CHECK YOUR UNDERSTANDING:
A: In the Nakayama Kimpai text, rewrite the part from "The race is" to "Sports Newspaper Prize.", changing "winner" to "victor".
B: According to the Nakayama Kimpai text, on what date was the race first run?

TEXT EXCERPT:
*** Block opens ***
The Nakayama Kimpai (中山金杯) is a Grade 3 (GIII) flat horse race in Japan.

== Background ==
The Nakayama Kimpai is a Grade III Thoroughbred handicap race in Japan, open to horses aged four years and older. It is held annually on January 5 (or the nearest available date) at Nakayama Racecourse over a distance of 2,000 meters on turf (inner course). Eligible entrants must have raced at least once and cannot be unraced or maiden horses. The field includes JRA-trained horses, up to two certified NAR (local) horses, and foreign-trained horses with priority entry. As a handicap race, weights are assigned based on each horse's past performance to ensure competitive balance. The first-place prize in 2026 is ¥43 million.

The race is officially titled the “Nikkan Sports Sho Nakayama Kimpai”, sponsored by Nikkan Sports newspaper (Tokyo headquarters), and the winner receives the Nikkan Sports Newspaper Prize.

== History ==
The Nakayama Kimpai was first run on January 20, 1952, as the “Kin Hai” (金杯) for horses aged five and older (equivalent to four-year-olds under current standards) over 2,600 meters on turf at Nakayama Racecourse. From 1954 to 1960, it was briefly run under weight-for-age (別定) conditions, but reverted to handicap thereafter. In 1961, the race underwent a change: it swapped distance and timing with the newly created American Jockey Club Cup, shortening to 2,000 meters and moving to early January, becoming Japan's traditional opening graded stakes race of the New Year.
*** Block closes ***
DATA FOR REVIEW:
*** Block opens ***
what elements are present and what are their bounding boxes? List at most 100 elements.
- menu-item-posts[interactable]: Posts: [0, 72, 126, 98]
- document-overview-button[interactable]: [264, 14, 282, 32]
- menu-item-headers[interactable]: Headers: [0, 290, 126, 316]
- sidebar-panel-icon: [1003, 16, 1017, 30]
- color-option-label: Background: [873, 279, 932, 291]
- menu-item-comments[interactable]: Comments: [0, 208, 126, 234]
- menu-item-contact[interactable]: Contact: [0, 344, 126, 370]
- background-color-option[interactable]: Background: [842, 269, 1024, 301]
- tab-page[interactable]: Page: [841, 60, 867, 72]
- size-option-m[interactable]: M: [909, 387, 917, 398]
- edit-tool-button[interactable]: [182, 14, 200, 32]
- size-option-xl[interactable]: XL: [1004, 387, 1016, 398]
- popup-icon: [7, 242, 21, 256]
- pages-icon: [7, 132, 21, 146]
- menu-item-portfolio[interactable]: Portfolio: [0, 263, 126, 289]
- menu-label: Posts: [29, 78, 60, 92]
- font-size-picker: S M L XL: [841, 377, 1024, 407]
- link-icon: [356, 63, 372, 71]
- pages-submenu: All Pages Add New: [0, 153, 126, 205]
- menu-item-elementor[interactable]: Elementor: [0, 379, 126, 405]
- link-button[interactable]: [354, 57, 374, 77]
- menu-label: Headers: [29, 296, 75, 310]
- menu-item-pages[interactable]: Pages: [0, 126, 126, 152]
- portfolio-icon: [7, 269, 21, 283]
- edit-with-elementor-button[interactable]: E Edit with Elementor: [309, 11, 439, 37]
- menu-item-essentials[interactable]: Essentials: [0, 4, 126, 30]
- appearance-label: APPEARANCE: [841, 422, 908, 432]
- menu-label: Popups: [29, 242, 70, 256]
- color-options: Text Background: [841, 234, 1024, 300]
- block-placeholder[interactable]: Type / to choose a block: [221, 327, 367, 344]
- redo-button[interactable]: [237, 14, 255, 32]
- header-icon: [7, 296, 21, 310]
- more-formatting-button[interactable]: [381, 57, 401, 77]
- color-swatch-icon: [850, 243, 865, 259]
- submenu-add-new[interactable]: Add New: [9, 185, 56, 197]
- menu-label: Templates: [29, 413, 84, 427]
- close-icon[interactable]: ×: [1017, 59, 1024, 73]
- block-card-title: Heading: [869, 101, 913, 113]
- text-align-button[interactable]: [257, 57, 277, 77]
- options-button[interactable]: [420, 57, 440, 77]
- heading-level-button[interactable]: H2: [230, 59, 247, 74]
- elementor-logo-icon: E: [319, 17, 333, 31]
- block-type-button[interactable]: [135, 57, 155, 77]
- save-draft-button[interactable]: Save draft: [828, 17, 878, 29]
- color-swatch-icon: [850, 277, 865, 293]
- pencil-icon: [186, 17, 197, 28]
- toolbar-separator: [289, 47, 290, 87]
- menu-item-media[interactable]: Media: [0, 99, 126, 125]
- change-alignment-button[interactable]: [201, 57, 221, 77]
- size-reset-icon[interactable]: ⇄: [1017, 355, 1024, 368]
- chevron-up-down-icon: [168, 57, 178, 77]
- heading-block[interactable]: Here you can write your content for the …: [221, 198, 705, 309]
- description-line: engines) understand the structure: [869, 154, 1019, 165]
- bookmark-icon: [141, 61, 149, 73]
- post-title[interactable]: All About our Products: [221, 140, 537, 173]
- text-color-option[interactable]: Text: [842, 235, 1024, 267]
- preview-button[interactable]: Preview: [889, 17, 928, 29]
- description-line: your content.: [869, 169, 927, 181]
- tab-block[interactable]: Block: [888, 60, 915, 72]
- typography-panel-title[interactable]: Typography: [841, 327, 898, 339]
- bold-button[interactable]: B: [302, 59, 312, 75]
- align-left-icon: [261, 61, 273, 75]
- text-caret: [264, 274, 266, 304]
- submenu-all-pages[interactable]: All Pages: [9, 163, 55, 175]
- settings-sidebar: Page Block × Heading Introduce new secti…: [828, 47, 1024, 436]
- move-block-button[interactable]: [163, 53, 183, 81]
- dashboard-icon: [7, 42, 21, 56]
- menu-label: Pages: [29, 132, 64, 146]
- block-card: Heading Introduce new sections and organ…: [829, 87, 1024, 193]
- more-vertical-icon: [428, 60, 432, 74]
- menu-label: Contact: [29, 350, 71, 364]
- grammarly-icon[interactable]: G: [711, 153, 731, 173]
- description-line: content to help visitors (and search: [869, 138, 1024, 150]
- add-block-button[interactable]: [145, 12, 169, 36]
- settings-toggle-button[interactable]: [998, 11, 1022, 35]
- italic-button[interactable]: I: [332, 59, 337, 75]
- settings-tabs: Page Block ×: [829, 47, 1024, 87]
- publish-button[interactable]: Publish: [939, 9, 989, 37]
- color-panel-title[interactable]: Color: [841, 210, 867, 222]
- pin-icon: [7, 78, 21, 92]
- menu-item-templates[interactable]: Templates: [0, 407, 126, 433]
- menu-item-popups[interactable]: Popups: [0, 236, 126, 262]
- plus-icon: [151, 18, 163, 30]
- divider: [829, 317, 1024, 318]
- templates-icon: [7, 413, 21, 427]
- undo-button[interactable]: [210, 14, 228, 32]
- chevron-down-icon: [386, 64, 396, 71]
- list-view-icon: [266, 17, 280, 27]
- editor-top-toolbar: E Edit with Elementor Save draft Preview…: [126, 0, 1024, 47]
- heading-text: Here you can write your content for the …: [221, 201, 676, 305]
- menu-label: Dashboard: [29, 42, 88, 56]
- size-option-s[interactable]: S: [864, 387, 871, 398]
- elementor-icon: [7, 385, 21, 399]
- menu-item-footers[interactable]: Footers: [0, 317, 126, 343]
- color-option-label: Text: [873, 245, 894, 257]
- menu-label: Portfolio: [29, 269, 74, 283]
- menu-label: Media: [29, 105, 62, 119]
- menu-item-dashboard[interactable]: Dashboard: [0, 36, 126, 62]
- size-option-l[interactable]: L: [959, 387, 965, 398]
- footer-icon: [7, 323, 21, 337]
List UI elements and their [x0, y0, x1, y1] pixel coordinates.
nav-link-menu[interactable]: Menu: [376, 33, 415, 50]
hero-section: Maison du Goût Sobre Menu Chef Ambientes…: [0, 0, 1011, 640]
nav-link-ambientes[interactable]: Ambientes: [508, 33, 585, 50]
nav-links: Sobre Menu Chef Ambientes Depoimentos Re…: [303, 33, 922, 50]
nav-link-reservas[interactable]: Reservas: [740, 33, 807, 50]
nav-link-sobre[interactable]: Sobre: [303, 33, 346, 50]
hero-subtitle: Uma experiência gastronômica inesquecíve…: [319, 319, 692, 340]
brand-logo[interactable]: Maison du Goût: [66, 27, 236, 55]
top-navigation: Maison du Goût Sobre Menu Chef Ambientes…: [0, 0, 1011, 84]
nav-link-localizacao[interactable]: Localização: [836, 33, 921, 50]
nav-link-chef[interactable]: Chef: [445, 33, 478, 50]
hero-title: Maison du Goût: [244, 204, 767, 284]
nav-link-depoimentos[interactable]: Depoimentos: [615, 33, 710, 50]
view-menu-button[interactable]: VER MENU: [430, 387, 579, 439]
*** Block closes ***
ANSWERS IN ORDER:
A:
The race is officially titled the “Nikkan Sports Sho Nakayama Kimpai”, sponsored by Nikkan Sports newspaper (Tokyo headquarters), and the victor receives the Nikkan Sports Newspaper Prize.

B: January 20, 1952.